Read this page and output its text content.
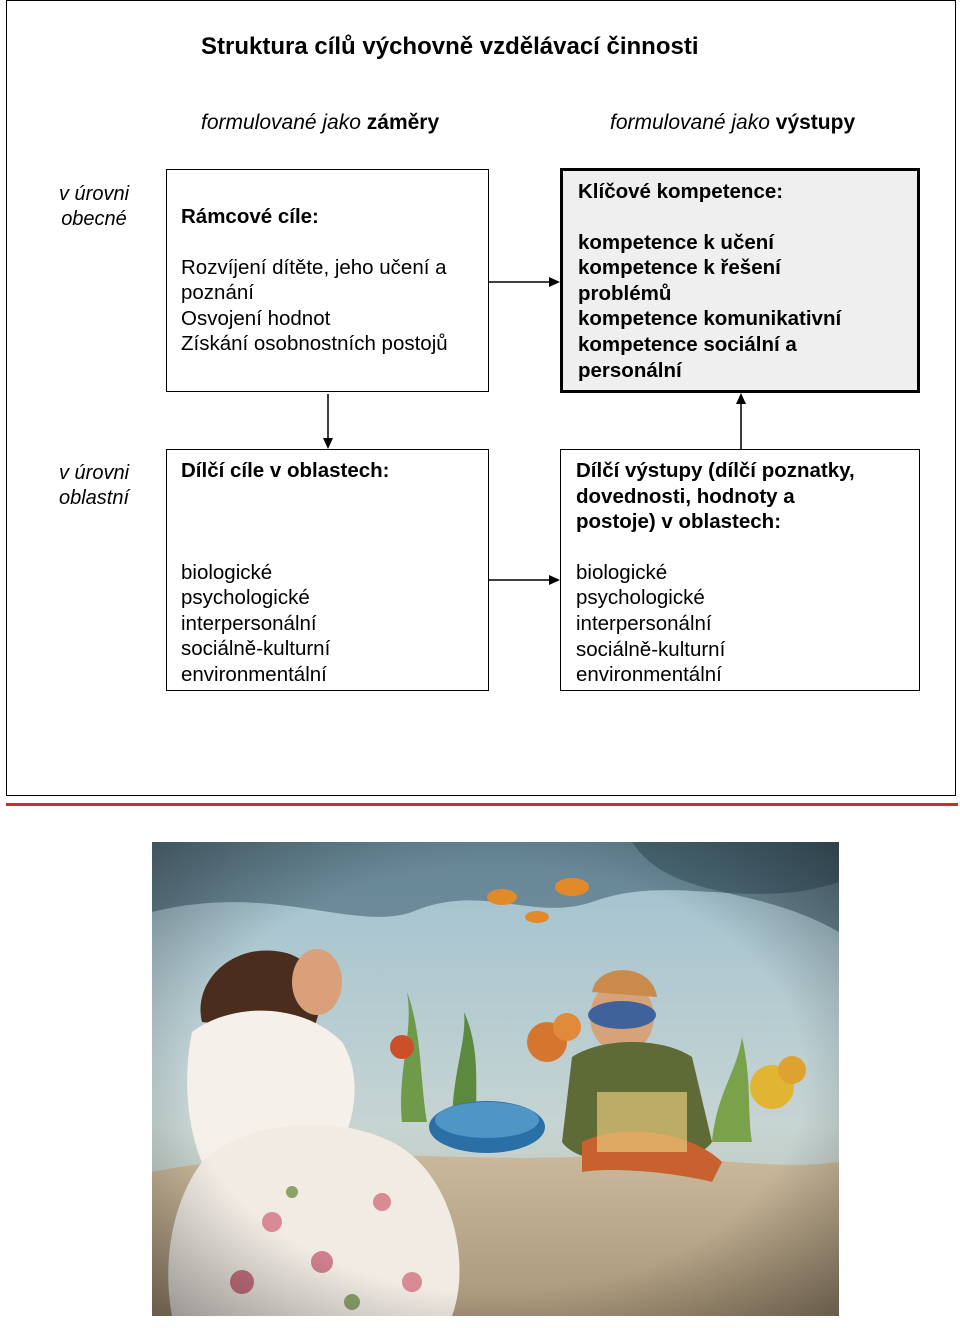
Struktura cílů výchovně vzdělávací činnosti
formulované jako záměry	formulované jako výstupy
v úrovni
obecné
v úrovni
oblastní
Rámcové cíle:
Rozvíjení dítěte, jeho učení a
poznání
Osvojení hodnot
Získání osobnostních postojů
Klíčové kompetence:
kompetence k učení
kompetence k řešení
problémů
kompetence komunikativní
kompetence sociální a
personální
Dílčí cíle v oblastech:
biologické
psychologické
interpersonální
sociálně-kulturní
environmentální
Dílčí výstupy (dílčí poznatky,
dovednosti, hodnoty a
postoje) v oblastech:
biologické
psychologické
interpersonální
sociálně-kulturní
environmentální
-------------------------
EXERCISE DETAILS –
Make an exact reproduction of the listing above, without any pictures.

THE OUTPUT –
Read this page and output its text content.
Struktura cílů výchovně vzdělávací činnosti
formulované jako záměry	formulované jako výstupy
v úrovni
obecné
v úrovni
oblastní
Rámcové cíle:
Rozvíjení dítěte, jeho učení a
poznání
Osvojení hodnot
Získání osobnostních postojů
Klíčové kompetence:
kompetence k učení
kompetence k řešení
problémů
kompetence komunikativní
kompetence sociální a
personální
Dílčí cíle v oblastech:
biologické
psychologické
interpersonální
sociálně-kulturní
environmentální
Dílčí výstupy (dílčí poznatky,
dovednosti, hodnoty a
postoje) v oblastech:
biologické
psychologické
interpersonální
sociálně-kulturní
environmentální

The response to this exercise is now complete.